Write out every line of the records below word for word, keeping their order.

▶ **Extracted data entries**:
-- Begin --
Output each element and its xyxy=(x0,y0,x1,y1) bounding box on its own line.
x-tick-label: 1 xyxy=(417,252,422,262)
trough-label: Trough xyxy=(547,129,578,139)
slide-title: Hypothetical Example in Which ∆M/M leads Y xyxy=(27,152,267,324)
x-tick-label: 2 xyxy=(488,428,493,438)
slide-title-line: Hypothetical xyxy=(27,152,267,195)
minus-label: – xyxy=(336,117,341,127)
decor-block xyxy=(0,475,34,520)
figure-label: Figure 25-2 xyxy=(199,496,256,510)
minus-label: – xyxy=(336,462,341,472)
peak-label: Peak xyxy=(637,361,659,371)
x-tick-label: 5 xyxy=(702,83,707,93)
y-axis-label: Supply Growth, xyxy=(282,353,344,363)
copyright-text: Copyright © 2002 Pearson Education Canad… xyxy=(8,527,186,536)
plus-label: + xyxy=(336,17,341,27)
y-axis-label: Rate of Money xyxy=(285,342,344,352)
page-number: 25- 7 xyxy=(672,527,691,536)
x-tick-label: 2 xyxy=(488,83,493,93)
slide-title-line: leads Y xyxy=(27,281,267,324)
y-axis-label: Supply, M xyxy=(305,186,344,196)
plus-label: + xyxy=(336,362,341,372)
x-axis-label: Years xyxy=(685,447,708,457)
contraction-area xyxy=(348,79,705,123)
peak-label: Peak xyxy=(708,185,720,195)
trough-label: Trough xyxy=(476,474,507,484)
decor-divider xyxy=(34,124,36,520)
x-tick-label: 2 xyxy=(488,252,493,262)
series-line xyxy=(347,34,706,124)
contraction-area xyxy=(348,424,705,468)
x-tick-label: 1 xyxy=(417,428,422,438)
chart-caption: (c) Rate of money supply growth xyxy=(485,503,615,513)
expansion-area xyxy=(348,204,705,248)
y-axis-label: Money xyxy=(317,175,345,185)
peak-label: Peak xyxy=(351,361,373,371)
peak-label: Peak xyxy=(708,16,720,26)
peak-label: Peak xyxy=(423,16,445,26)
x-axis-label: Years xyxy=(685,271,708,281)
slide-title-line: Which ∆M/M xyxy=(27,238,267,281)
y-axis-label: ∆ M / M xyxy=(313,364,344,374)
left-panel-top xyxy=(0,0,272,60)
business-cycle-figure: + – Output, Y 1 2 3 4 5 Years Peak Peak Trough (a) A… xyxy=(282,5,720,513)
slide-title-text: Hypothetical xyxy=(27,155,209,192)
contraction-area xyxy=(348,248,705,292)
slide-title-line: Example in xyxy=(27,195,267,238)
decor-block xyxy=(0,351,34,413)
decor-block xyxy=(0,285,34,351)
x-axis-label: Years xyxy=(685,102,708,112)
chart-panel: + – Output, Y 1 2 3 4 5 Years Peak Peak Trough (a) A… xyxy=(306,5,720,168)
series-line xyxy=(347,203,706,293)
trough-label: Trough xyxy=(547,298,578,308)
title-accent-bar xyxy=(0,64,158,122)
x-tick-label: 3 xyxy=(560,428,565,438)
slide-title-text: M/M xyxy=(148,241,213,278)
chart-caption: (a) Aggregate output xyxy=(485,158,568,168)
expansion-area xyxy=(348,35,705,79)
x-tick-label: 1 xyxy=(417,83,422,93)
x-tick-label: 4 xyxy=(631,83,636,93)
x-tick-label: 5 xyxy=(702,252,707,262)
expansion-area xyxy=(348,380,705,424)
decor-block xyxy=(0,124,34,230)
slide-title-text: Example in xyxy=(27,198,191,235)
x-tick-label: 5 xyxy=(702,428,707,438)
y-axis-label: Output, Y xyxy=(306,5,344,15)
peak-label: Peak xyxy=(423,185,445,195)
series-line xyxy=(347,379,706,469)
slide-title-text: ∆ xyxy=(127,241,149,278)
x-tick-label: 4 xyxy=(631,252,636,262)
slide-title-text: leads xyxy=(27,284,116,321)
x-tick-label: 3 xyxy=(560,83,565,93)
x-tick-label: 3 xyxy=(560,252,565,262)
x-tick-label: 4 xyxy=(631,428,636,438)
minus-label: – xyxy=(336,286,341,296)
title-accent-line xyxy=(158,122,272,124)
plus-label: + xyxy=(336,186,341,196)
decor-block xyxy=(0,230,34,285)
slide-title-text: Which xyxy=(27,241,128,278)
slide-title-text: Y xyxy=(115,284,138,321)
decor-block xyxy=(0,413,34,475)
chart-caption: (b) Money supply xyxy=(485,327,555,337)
-- End --
▶ **Expected answer**:
Output each element and its xyxy=(x0,y0,x1,y1) bounding box on its own line.
x-tick-label: 1 xyxy=(417,252,422,262)
trough-label: Trough xyxy=(547,129,578,139)
slide-title: Hypothetical Example in Which ∆M/M leads Y xyxy=(27,152,267,324)
x-tick-label: 2 xyxy=(488,428,493,438)
slide-title-line: Hypothetical xyxy=(27,152,267,195)
minus-label: – xyxy=(336,117,341,127)
decor-block xyxy=(0,475,34,520)
figure-label: Figure 25-2 xyxy=(199,496,256,510)
minus-label: – xyxy=(336,462,341,472)
peak-label: Peak xyxy=(637,361,659,371)
x-tick-label: 5 xyxy=(702,83,707,93)
y-axis-label: Supply Growth, xyxy=(282,353,344,363)
copyright-text: Copyright © 2002 Pearson Education Canad… xyxy=(8,527,186,536)
plus-label: + xyxy=(336,17,341,27)
y-axis-label: Rate of Money xyxy=(285,342,344,352)
page-number: 25- 7 xyxy=(672,527,691,536)
x-tick-label: 2 xyxy=(488,83,493,93)
slide-title-line: leads Y xyxy=(27,281,267,324)
y-axis-label: Supply, M xyxy=(305,186,344,196)
plus-label: + xyxy=(336,362,341,372)
x-axis-label: Years xyxy=(685,447,708,457)
contraction-area xyxy=(348,79,705,123)
peak-label: Peak xyxy=(708,185,720,195)
trough-label: Trough xyxy=(476,474,507,484)
decor-divider xyxy=(34,124,36,520)
x-tick-label: 2 xyxy=(488,252,493,262)
series-line xyxy=(347,34,706,124)
contraction-area xyxy=(348,424,705,468)
x-tick-label: 1 xyxy=(417,428,422,438)
chart-caption: (c) Rate of money supply growth xyxy=(485,503,615,513)
expansion-area xyxy=(348,204,705,248)
y-axis-label: Money xyxy=(317,175,345,185)
peak-label: Peak xyxy=(351,361,373,371)
peak-label: Peak xyxy=(708,16,720,26)
peak-label: Peak xyxy=(423,16,445,26)
x-axis-label: Years xyxy=(685,271,708,281)
slide-title-line: Which ∆M/M xyxy=(27,238,267,281)
y-axis-label: ∆ M / M xyxy=(313,364,344,374)
left-panel-top xyxy=(0,0,272,60)
business-cycle-figure: + – Output, Y 1 2 3 4 5 Years Peak Peak Trough (a) A… xyxy=(282,5,720,513)
slide-title-text: Hypothetical xyxy=(27,155,209,192)
contraction-area xyxy=(348,248,705,292)
slide-title-line: Example in xyxy=(27,195,267,238)
decor-block xyxy=(0,351,34,413)
decor-block xyxy=(0,285,34,351)
x-axis-label: Years xyxy=(685,102,708,112)
chart-panel: + – Output, Y 1 2 3 4 5 Years Peak Peak Trough (a) A… xyxy=(306,5,720,168)
series-line xyxy=(347,203,706,293)
trough-label: Trough xyxy=(547,298,578,308)
title-accent-bar xyxy=(0,64,158,122)
x-tick-label: 3 xyxy=(560,428,565,438)
slide-title-text: M/M xyxy=(148,241,213,278)
chart-caption: (a) Aggregate output xyxy=(485,158,568,168)
expansion-area xyxy=(348,35,705,79)
x-tick-label: 1 xyxy=(417,83,422,93)
x-tick-label: 4 xyxy=(631,83,636,93)
x-tick-label: 5 xyxy=(702,252,707,262)
expansion-area xyxy=(348,380,705,424)
decor-block xyxy=(0,124,34,230)
slide-title-text: Example in xyxy=(27,198,191,235)
x-tick-label: 5 xyxy=(702,428,707,438)
y-axis-label: Output, Y xyxy=(306,5,344,15)
peak-label: Peak xyxy=(423,185,445,195)
series-line xyxy=(347,379,706,469)
slide-title-text: ∆ xyxy=(127,241,149,278)
x-tick-label: 4 xyxy=(631,252,636,262)
slide-title-text: leads xyxy=(27,284,116,321)
x-tick-label: 3 xyxy=(560,83,565,93)
x-tick-label: 3 xyxy=(560,252,565,262)
x-tick-label: 4 xyxy=(631,428,636,438)
minus-label: – xyxy=(336,286,341,296)
title-accent-line xyxy=(158,122,272,124)
plus-label: + xyxy=(336,186,341,196)
decor-block xyxy=(0,230,34,285)
slide-title-text: Which xyxy=(27,241,128,278)
slide-title-text: Y xyxy=(115,284,138,321)
decor-block xyxy=(0,413,34,475)
chart-caption: (b) Money supply xyxy=(485,327,555,337)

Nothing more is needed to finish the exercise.